What you should do — Repeat the whole of the data, keeping every detail the same.

Records from a collection —
======

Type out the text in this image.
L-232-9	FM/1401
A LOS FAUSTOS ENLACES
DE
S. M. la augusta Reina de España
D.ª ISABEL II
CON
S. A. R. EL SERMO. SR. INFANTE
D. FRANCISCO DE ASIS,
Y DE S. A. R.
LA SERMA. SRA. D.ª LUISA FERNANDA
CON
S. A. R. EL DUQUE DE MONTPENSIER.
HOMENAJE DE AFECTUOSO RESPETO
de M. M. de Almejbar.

======

Response to the exercise —
Type out the text in this image.
L-232-9	FM/1401
A LOS FAUSTOS ENLACES
DE
S. M. la augusta Reina de España
D.ª ISABEL II
CON
S. A. R. EL SERMO. SR. INFANTE
D. FRANCISCO DE ASIS,
Y DE S. A. R.
LA SERMA. SRA. D.ª LUISA FERNANDA
CON
S. A. R. EL DUQUE DE MONTPENSIER.
HOMENAJE DE AFECTUOSO RESPETO
de M. M. de Almejbar.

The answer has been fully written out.